**Records about charts and figures:**
────────────────────────────────────────

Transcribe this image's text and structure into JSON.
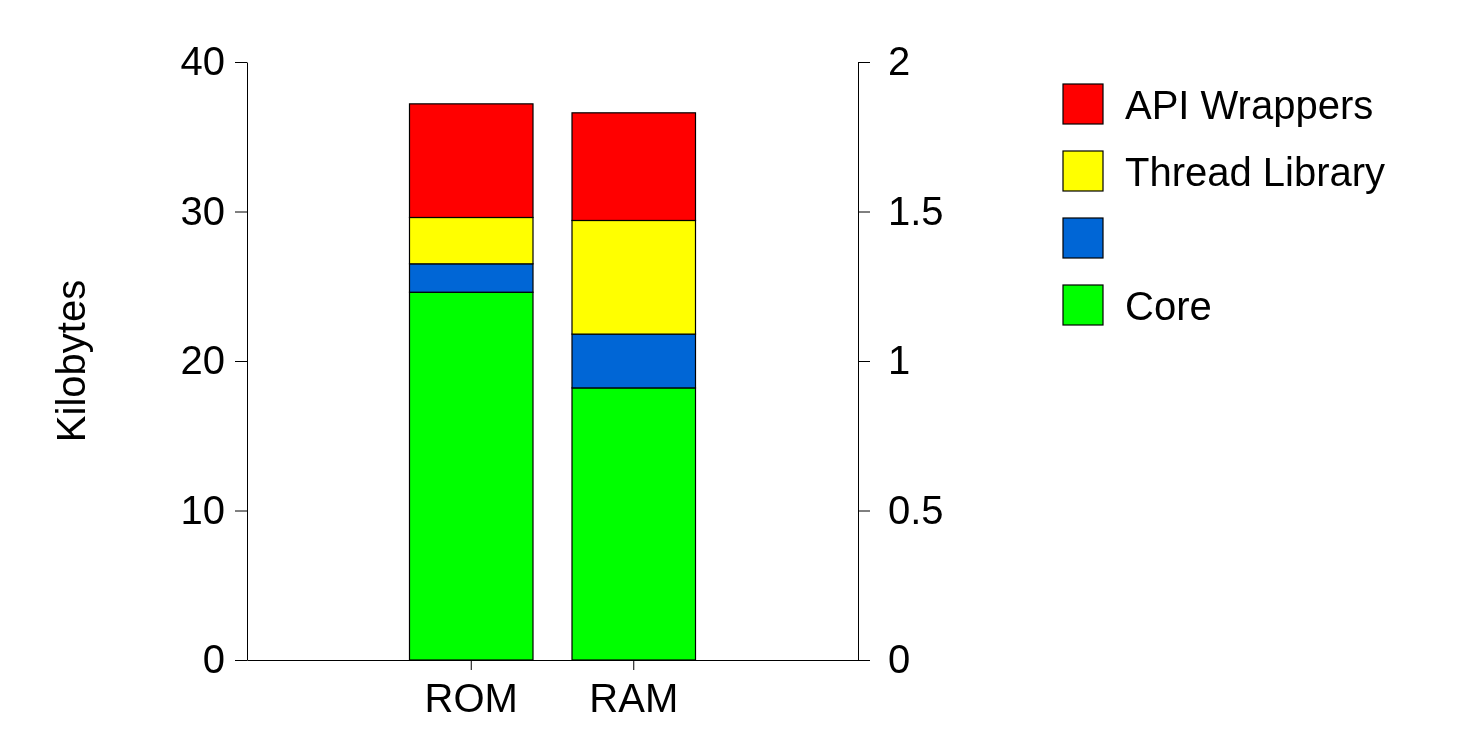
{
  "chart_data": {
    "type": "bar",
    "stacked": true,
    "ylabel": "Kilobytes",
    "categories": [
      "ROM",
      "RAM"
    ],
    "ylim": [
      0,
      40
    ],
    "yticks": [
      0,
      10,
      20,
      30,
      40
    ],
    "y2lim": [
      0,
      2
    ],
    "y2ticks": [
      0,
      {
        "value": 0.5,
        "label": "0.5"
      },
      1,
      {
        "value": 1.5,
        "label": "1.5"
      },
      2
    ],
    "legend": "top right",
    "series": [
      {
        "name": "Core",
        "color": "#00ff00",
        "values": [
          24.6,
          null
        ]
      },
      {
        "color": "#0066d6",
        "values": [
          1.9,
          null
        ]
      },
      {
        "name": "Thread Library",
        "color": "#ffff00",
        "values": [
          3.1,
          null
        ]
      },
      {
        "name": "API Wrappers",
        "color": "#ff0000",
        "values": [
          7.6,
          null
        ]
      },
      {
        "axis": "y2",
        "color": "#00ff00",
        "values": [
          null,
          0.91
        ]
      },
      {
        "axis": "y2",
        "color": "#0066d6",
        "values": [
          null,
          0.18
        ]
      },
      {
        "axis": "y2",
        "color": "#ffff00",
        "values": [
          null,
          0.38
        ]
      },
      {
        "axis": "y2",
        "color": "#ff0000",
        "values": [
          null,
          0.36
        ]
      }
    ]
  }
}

────────────────────────────────────────

**WHAT TO WORK ON:** Scan the material for lines with the word "name", and copy each line you find.

**FULL SOLUTION:**
        "name": "Core",
        "name": "Thread Library",
        "name": "API Wrappers",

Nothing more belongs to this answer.